(RECORD EXTRACTS):
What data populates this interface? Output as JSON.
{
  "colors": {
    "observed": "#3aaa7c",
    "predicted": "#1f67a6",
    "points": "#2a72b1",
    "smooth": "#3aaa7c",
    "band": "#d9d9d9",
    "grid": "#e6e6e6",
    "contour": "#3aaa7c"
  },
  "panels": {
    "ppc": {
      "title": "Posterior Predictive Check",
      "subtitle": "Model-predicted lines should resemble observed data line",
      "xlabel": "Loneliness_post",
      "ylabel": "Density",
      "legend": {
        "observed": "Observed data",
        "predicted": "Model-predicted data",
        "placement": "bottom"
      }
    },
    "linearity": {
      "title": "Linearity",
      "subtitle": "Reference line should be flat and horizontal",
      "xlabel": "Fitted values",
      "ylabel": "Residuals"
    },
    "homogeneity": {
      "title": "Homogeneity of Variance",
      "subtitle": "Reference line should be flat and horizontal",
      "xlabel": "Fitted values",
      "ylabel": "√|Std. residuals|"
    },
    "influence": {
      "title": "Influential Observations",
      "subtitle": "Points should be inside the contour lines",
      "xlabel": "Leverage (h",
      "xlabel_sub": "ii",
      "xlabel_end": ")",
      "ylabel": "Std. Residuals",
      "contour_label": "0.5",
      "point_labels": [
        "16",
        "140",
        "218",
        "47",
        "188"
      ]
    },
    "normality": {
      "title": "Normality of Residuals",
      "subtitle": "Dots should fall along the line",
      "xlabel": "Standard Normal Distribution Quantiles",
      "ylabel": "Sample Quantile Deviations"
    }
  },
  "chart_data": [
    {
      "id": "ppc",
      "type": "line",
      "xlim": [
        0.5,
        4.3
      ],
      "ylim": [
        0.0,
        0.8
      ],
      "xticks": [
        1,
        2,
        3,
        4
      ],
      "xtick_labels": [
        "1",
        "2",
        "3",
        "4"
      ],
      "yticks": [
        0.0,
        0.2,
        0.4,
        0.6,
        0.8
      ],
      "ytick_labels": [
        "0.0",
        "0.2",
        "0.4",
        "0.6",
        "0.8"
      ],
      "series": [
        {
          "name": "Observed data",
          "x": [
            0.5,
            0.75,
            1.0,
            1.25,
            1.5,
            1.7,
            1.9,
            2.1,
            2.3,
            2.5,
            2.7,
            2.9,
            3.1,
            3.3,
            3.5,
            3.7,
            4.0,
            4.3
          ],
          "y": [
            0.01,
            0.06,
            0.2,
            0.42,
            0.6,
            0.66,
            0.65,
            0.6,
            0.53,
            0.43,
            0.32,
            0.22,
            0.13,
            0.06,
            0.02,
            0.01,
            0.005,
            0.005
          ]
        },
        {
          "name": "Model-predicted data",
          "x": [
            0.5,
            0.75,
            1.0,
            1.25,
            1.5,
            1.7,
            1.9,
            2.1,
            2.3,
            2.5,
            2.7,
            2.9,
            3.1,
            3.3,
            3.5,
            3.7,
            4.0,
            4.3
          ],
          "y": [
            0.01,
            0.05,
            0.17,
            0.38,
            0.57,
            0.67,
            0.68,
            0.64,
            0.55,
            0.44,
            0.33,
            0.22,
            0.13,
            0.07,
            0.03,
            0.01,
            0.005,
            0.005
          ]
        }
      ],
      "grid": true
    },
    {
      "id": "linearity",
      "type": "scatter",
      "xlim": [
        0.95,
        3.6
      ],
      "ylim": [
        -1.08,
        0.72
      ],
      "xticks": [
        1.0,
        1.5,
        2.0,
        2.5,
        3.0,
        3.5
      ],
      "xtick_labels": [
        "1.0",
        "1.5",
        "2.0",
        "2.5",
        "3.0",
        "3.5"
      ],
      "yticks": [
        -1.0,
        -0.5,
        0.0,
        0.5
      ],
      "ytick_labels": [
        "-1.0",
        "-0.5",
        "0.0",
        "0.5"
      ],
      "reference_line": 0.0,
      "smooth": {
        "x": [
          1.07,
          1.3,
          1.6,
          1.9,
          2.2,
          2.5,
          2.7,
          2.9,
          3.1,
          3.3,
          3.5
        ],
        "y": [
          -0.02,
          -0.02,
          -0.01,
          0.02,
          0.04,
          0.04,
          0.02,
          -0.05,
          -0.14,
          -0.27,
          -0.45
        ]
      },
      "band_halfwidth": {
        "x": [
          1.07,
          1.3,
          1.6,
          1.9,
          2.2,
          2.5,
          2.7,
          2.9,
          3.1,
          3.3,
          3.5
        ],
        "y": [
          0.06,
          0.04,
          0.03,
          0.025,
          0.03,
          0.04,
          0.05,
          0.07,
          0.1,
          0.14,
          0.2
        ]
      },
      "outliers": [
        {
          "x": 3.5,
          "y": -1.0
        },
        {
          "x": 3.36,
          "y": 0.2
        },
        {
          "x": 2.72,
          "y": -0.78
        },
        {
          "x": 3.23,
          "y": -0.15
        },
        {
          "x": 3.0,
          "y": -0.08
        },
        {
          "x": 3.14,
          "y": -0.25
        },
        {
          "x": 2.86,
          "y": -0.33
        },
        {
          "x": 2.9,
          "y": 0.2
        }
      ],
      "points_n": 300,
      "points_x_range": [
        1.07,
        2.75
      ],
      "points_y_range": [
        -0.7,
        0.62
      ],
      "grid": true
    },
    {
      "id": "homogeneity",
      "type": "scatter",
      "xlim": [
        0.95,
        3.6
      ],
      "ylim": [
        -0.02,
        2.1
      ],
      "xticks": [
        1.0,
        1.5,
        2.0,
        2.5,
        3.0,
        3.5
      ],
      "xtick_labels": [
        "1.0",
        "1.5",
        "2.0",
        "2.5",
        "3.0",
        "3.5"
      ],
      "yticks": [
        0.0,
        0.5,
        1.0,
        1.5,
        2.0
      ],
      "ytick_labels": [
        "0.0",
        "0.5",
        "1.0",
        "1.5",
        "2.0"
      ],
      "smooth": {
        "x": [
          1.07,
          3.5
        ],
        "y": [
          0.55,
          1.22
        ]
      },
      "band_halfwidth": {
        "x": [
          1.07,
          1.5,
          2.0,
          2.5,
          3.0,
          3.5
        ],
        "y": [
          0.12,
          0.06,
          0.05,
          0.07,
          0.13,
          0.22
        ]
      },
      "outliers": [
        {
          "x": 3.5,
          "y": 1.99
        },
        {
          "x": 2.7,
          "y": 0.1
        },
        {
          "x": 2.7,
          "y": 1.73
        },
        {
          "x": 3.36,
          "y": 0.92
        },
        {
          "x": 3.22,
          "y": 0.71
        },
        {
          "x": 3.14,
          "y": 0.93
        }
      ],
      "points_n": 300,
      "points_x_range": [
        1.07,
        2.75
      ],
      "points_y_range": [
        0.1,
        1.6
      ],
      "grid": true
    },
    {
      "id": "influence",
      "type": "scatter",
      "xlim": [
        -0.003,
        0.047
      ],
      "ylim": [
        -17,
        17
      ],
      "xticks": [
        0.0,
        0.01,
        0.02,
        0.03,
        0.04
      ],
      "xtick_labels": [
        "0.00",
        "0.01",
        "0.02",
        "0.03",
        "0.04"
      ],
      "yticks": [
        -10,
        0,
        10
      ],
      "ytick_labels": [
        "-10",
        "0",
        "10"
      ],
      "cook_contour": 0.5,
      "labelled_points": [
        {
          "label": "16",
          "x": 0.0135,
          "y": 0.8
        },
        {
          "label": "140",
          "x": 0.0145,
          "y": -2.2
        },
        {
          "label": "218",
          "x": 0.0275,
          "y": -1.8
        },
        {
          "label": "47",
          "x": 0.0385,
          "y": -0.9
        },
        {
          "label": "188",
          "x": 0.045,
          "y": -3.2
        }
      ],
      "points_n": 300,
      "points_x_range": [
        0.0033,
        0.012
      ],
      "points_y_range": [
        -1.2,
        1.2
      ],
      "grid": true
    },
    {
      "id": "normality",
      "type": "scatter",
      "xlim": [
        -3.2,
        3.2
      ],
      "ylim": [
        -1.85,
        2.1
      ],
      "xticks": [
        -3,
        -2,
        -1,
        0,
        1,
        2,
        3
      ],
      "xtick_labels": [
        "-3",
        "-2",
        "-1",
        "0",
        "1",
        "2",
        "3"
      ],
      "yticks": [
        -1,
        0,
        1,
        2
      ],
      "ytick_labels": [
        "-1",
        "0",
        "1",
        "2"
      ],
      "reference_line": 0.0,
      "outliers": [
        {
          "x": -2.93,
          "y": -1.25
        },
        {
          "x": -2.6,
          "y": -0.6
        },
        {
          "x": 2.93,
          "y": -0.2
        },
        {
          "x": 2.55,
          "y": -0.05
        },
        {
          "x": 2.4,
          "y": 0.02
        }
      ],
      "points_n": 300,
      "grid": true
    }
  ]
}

(BRIEF): Return all lines of the material above in which the word "predicted" occurs.

(SOLVED PROBLEM):
    "predicted": "#1f67a6",
      "subtitle": "Model-predicted lines should resemble observed data line",
        "predicted": "Model-predicted data",
          "name": "Model-predicted data",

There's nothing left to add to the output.